PASSAGE CITÉ
--
Ferney 17e 8bre 1763
Monseigneur,
Je défie mes trente neuf confrères de L'académie, de trouver des termes pour vous exprimer ma reconnaissance; ma nièce est dans le même embarras que moi.
J'ai fait parvenir à mon ingrat Curé les nouvelles de la protection que vous nous donnez. On lui a dit que le Roy entendait garder ses traittés avec ses voisins; il a répondu qu'il se . . . moquait des traittés, qu'il aurait mes dixmes, qu'il plaidait au Parlement de Dijon; que son affaire y était entamée depuis longtemps, qu'il m'enterrerait au plutôt, et qu'il ne prierait point Dieu pour moi. Je sens bien, Monseigneur, que je serai damné de cette affaire là, mais il est si doux d'avoir vôtre protection dans ce monde, qu'on prend son parti guaiment pour l'autre. Je suis bien sûr que vous soutiendrez vôtre dire avec le Parlement de Bourgogne, s'il a la rage de juger comme Perrin Dandin, s'il prétend que l'affaire, étant déjà entamée au Parlement, elle doit y rester. Vous nous permettrez bien alors de recourir à vos bontés.
--
(Enregistrements de données)
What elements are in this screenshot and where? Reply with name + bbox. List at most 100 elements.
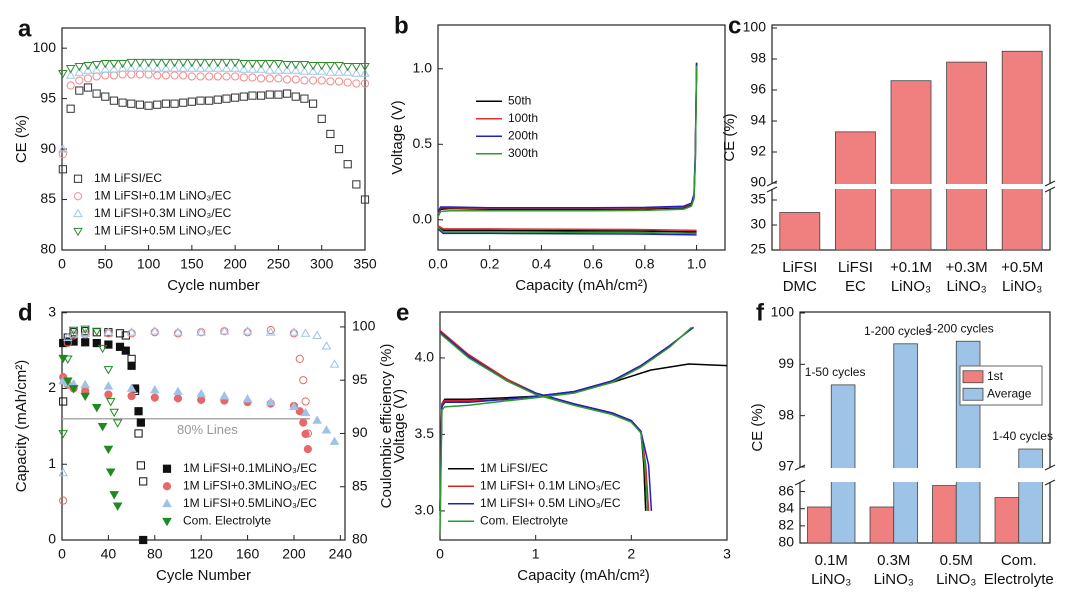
series-line — [439, 326, 693, 534]
marker — [213, 72, 222, 81]
marker — [101, 92, 110, 101]
marker — [58, 165, 67, 174]
marker — [264, 59, 275, 69]
marker — [213, 63, 223, 72]
x-tick-label: 350 — [353, 256, 377, 272]
marker — [289, 401, 299, 411]
marker — [195, 58, 206, 68]
plot-frame — [439, 311, 728, 541]
y-tick-label: 0.5 — [413, 135, 433, 151]
legend-label: Com. Electrolyte — [183, 513, 271, 527]
marker — [299, 60, 310, 70]
x-tick-label: LiNO₃ — [874, 571, 914, 588]
marker — [187, 97, 196, 106]
x-tick-label: 80 — [147, 546, 163, 562]
marker — [66, 81, 75, 90]
marker — [58, 430, 68, 439]
marker — [68, 385, 79, 394]
marker — [136, 461, 145, 470]
marker — [135, 70, 145, 79]
y2-tick-label: 85 — [352, 477, 368, 493]
break-mark — [1044, 180, 1056, 187]
x-tick-label: 160 — [236, 546, 260, 562]
marker — [104, 329, 113, 338]
marker — [91, 327, 102, 337]
marker — [342, 62, 353, 72]
marker — [91, 60, 102, 70]
marker — [282, 60, 292, 70]
marker — [221, 58, 232, 68]
legend-swatch — [962, 370, 984, 384]
y-tick-label: 0 — [48, 531, 56, 547]
marker — [248, 91, 257, 100]
marker — [104, 390, 113, 399]
marker — [127, 99, 136, 108]
marker — [219, 391, 230, 400]
marker — [282, 89, 292, 98]
marker — [282, 65, 292, 74]
marker — [243, 328, 252, 337]
x-tick-label: 0.0 — [428, 256, 448, 272]
panel-label: a — [18, 15, 32, 42]
marker — [161, 58, 171, 68]
x-axis-label: Capacity (mAh/cm²) — [517, 567, 650, 584]
x-tick-label: LiFSI — [838, 259, 873, 276]
marker — [299, 66, 310, 75]
y-tick-label: 92 — [750, 143, 766, 159]
marker — [161, 71, 170, 80]
marker — [290, 65, 301, 74]
marker — [205, 72, 214, 81]
marker — [334, 67, 344, 76]
y-tick-label: 3 — [48, 303, 56, 319]
marker — [312, 330, 322, 339]
y-axis-label: Voltage (V) — [391, 389, 408, 463]
marker — [317, 114, 326, 123]
marker — [62, 377, 73, 386]
marker — [274, 90, 283, 99]
marker — [109, 491, 120, 500]
annotation: 1-50 cycles — [805, 365, 866, 379]
marker — [126, 63, 137, 72]
marker — [118, 70, 127, 79]
marker — [213, 95, 222, 104]
x-tick-label: +0.1M — [890, 259, 932, 276]
marker — [65, 70, 76, 79]
marker — [109, 59, 119, 69]
marker — [242, 326, 253, 335]
break-mark — [1044, 186, 1056, 193]
y-tick-label: 35 — [750, 191, 766, 207]
marker — [62, 355, 73, 364]
marker — [239, 73, 248, 82]
marker — [170, 71, 179, 80]
x-tick-label: 0.6 — [583, 256, 603, 272]
annotation: 1-200 cycles — [864, 324, 931, 338]
y-tick-label: 80 — [778, 534, 794, 550]
x-tick-label: 150 — [180, 256, 204, 272]
marker — [161, 99, 170, 108]
marker — [127, 354, 136, 363]
y-tick-label: 3.5 — [415, 425, 435, 441]
annotation: 1-200 cycles — [926, 321, 993, 335]
legend-label: Com. Electrolyte — [480, 513, 568, 527]
marker — [321, 341, 332, 350]
marker — [360, 195, 370, 204]
x-tick-label: 200 — [223, 256, 247, 272]
marker — [264, 65, 275, 74]
x-tick-label: 1.0 — [687, 256, 707, 272]
marker — [196, 388, 207, 398]
legend-label: 1M LiFSI+0.5M LiNO₃/EC — [94, 223, 232, 237]
x-tick-label: 0.4 — [532, 256, 552, 272]
bar — [779, 212, 821, 251]
legend-label: 1st — [987, 369, 1004, 383]
marker — [80, 325, 91, 335]
x-tick-label: 50 — [97, 256, 113, 272]
marker — [299, 418, 308, 427]
x-tick-label: 2 — [627, 546, 635, 562]
marker — [170, 99, 179, 108]
marker — [127, 391, 136, 401]
marker — [83, 65, 93, 74]
marker — [325, 61, 336, 71]
marker — [325, 67, 336, 76]
x-tick-label: LiNO₃ — [936, 571, 976, 588]
marker — [126, 58, 137, 68]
--
CONSIGNES
a) Recopiez le passage de la lettre qui va de « J'ai fait parvenir » jusqu'à « à vos bontés. » inclus.
b) D'après la lettre, qu'a répondu le curé quand on lui a dit que le Roy entendait garder ses traittés ? Énumérez toutes ses réponses.

RÉPONSES PAR CONSIGNE
a)
J'ai fait parvenir à mon ingrat Curé les nouvelles de la protection que vous nous donnez. On lui a dit que le Roy entendait garder ses traittés avec ses voisins; il a répondu qu'il se . . . moquait des traittés, qu'il aurait mes dixmes, qu'il plaidait au Parlement de Dijon; que son affaire y était entamée depuis longtemps, qu'il m'enterrerait au plutôt, et qu'il ne prierait point Dieu pour moi. Je sens bien, Monseigneur, que je serai damné de cette affaire là, mais il est si doux d'avoir vôtre protection dans ce monde, qu'on prend son parti guaiment pour l'autre. Je suis bien sûr que vous soutiendrez vôtre dire avec le Parlement de Bourgogne, s'il a la rage de juger comme Perrin Dandin, s'il prétend que l'affaire, étant déjà entamée au Parlement, elle doit y rester. Vous nous permettrez bien alors de recourir à vos bontés.

b)
- Il se moquait des traittés.
- Il aurait les dixmes de l'auteur de la lettre.
- Il plaidait au Parlement de Dijon.
- Son affaire y était entamée depuis longtemps.
- Il enterrerait l'auteur de la lettre au plus tôt.
- Il ne prierait point Dieu pour l'auteur de la lettre.